EXERCISE DETAILS →
Read the records below and copy each line that contains "ilość".

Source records

begin

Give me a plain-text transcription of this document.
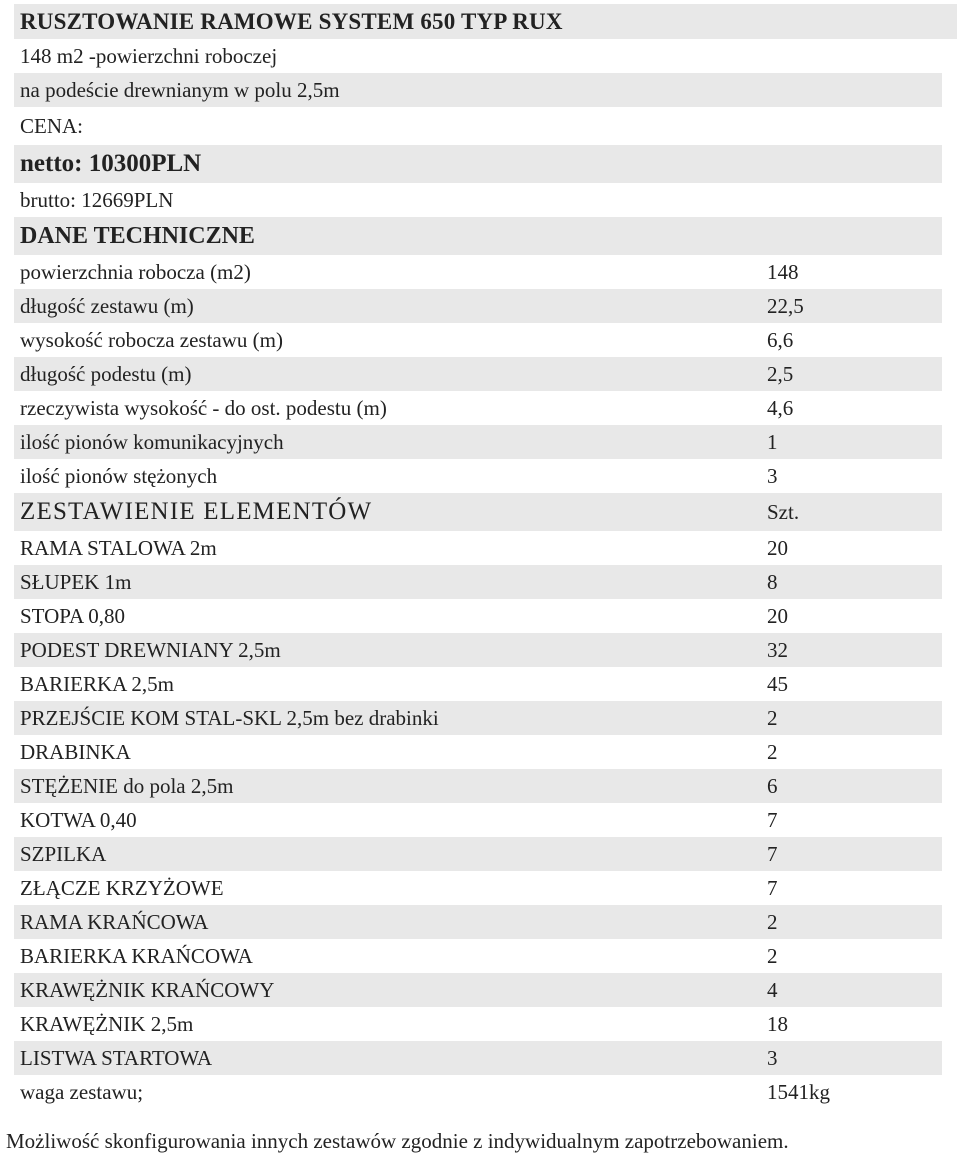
RUSZTOWANIE RAMOWE SYSTEM 650 TYP RUX
148 m2 -powierzchni roboczej
na podeście drewnianym w polu 2,5m
CENA:
netto: 10300PLN
brutto: 12669PLN
DANE TECHNICZNE
powierzchnia robocza (m2)	148
długość zestawu (m)	22,5
wysokość robocza zestawu (m)	6,6
długość podestu (m)	2,5
rzeczywista wysokość - do ost. podestu (m)	4,6
ilość pionów komunikacyjnych	1
ilość pionów stężonych	3
ZESTAWIENIE ELEMENTÓW	Szt.
RAMA STALOWA 2m	20
SŁUPEK 1m	8
STOPA 0,80	20
PODEST DREWNIANY 2,5m	32
BARIERKA 2,5m	45
PRZEJŚCIE KOM STAL-SKL 2,5m bez drabinki	2
DRABINKA	2
STĘŻENIE do pola 2,5m	6
KOTWA 0,40	7
SZPILKA	7
ZŁĄCZE KRZYŻOWE	7
RAMA KRAŃCOWA	2
BARIERKA KRAŃCOWA	2
KRAWĘŻNIK KRAŃCOWY	4
KRAWĘŻNIK 2,5m	18
LISTWA STARTOWA	3
waga zestawu;	1541kg
Możliwość skonfigurowania innych zestawów zgodnie z indywidualnym zapotrzebowaniem.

end

SOLUTION TO THIS TASK →
ilość pionów komunikacyjnych	1
ilość pionów stężonych	3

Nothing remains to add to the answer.